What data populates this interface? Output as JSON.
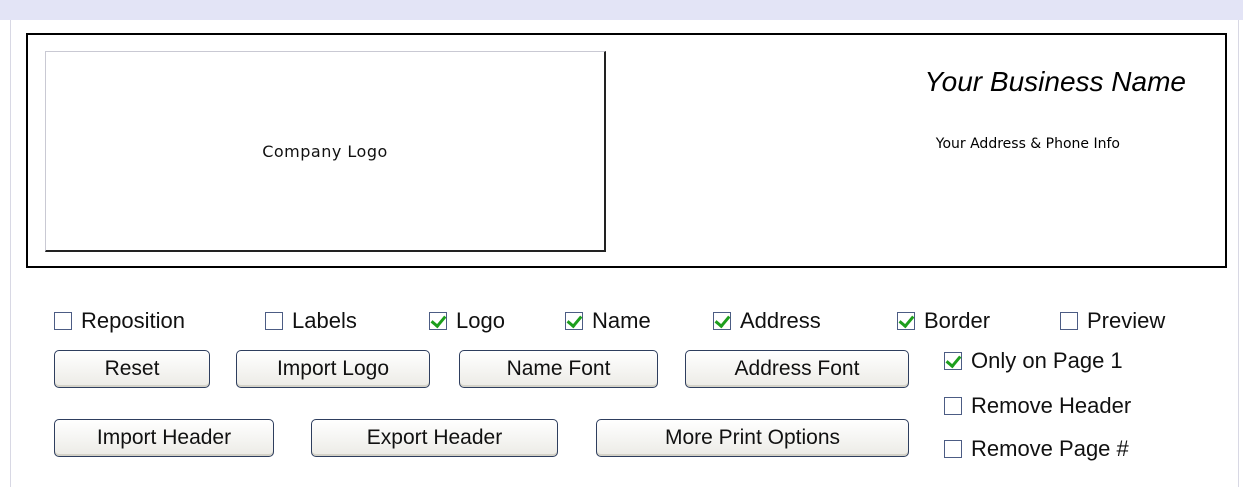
{
  "header_preview": {
    "logo_label": "Company Logo",
    "business_name": "Your Business Name",
    "address_info": "Your Address & Phone Info"
  },
  "options_row": [
    {
      "label": "Reposition",
      "checked": false
    },
    {
      "label": "Labels",
      "checked": false
    },
    {
      "label": "Logo",
      "checked": true
    },
    {
      "label": "Name",
      "checked": true
    },
    {
      "label": "Address",
      "checked": true
    },
    {
      "label": "Border",
      "checked": true
    },
    {
      "label": "Preview",
      "checked": false
    }
  ],
  "buttons": {
    "reset": "Reset",
    "import_logo": "Import Logo",
    "name_font": "Name Font",
    "address_font": "Address Font",
    "import_header": "Import Header",
    "export_header": "Export Header",
    "more_print_options": "More Print Options"
  },
  "page_options": [
    {
      "label": "Only on Page 1",
      "checked": true
    },
    {
      "label": "Remove Header",
      "checked": false
    },
    {
      "label": "Remove Page #",
      "checked": false
    }
  ],
  "colors": {
    "check_mark": "#1d9e1d",
    "top_strip": "#e3e4f6",
    "button_border": "#2e3e5e"
  }
}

-- -- --

» Goal of the exercise
From the data above, write out everything exactly except the pictures.

» Problem solution
What data populates this interface? Output as JSON.
{
  "header_preview": {
    "logo_label": "Company Logo",
    "business_name": "Your Business Name",
    "address_info": "Your Address & Phone Info"
  },
  "options_row": [
    {
      "label": "Reposition",
      "checked": false
    },
    {
      "label": "Labels",
      "checked": false
    },
    {
      "label": "Logo",
      "checked": true
    },
    {
      "label": "Name",
      "checked": true
    },
    {
      "label": "Address",
      "checked": true
    },
    {
      "label": "Border",
      "checked": true
    },
    {
      "label": "Preview",
      "checked": false
    }
  ],
  "buttons": {
    "reset": "Reset",
    "import_logo": "Import Logo",
    "name_font": "Name Font",
    "address_font": "Address Font",
    "import_header": "Import Header",
    "export_header": "Export Header",
    "more_print_options": "More Print Options"
  },
  "page_options": [
    {
      "label": "Only on Page 1",
      "checked": true
    },
    {
      "label": "Remove Header",
      "checked": false
    },
    {
      "label": "Remove Page #",
      "checked": false
    }
  ],
  "colors": {
    "check_mark": "#1d9e1d",
    "top_strip": "#e3e4f6",
    "button_border": "#2e3e5e"
  }
}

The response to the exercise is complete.